Problem statement: Please quote every line word for word.

Records to process:

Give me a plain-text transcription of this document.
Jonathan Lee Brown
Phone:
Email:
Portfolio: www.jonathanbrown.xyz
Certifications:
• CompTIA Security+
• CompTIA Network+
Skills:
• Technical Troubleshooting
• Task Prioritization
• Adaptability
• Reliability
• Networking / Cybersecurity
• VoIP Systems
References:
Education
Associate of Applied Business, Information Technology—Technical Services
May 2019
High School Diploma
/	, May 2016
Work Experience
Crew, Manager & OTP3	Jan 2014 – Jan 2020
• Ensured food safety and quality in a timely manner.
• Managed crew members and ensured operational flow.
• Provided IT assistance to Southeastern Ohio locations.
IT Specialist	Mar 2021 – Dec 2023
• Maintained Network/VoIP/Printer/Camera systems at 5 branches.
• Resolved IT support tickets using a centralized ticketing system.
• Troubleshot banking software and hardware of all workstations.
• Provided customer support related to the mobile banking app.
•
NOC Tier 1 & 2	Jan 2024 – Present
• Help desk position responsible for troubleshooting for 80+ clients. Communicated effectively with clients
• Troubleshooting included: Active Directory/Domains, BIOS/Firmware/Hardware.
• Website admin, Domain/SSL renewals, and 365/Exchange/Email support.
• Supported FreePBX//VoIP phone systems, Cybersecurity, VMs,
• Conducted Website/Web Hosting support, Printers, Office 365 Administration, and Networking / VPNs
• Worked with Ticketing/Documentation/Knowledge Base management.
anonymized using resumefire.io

Response to the task:
Give me a plain-text transcription of this document.
Jonathan Lee Brown
Phone:
Email:
Portfolio: www.jonathanbrown.xyz
Certifications:
• CompTIA Security+
• CompTIA Network+
Skills:
• Technical Troubleshooting
• Task Prioritization
• Adaptability
• Reliability
• Networking / Cybersecurity
• VoIP Systems
References:
Education
Associate of Applied Business, Information Technology—Technical Services
May 2019
High School Diploma
/	, May 2016
Work Experience
Crew, Manager & OTP3	Jan 2014 – Jan 2020
• Ensured food safety and quality in a timely manner.
• Managed crew members and ensured operational flow.
• Provided IT assistance to Southeastern Ohio locations.
IT Specialist	Mar 2021 – Dec 2023
• Maintained Network/VoIP/Printer/Camera systems at 5 branches.
• Resolved IT support tickets using a centralized ticketing system.
• Troubleshot banking software and hardware of all workstations.
• Provided customer support related to the mobile banking app.
•
NOC Tier 1 & 2	Jan 2024 – Present
• Help desk position responsible for troubleshooting for 80+ clients. Communicated effectively with clients
• Troubleshooting included: Active Directory/Domains, BIOS/Firmware/Hardware.
• Website admin, Domain/SSL renewals, and 365/Exchange/Email support.
• Supported FreePBX//VoIP phone systems, Cybersecurity, VMs,
• Conducted Website/Web Hosting support, Printers, Office 365 Administration, and Networking / VPNs
• Worked with Ticketing/Documentation/Knowledge Base management.
anonymized using resumefire.io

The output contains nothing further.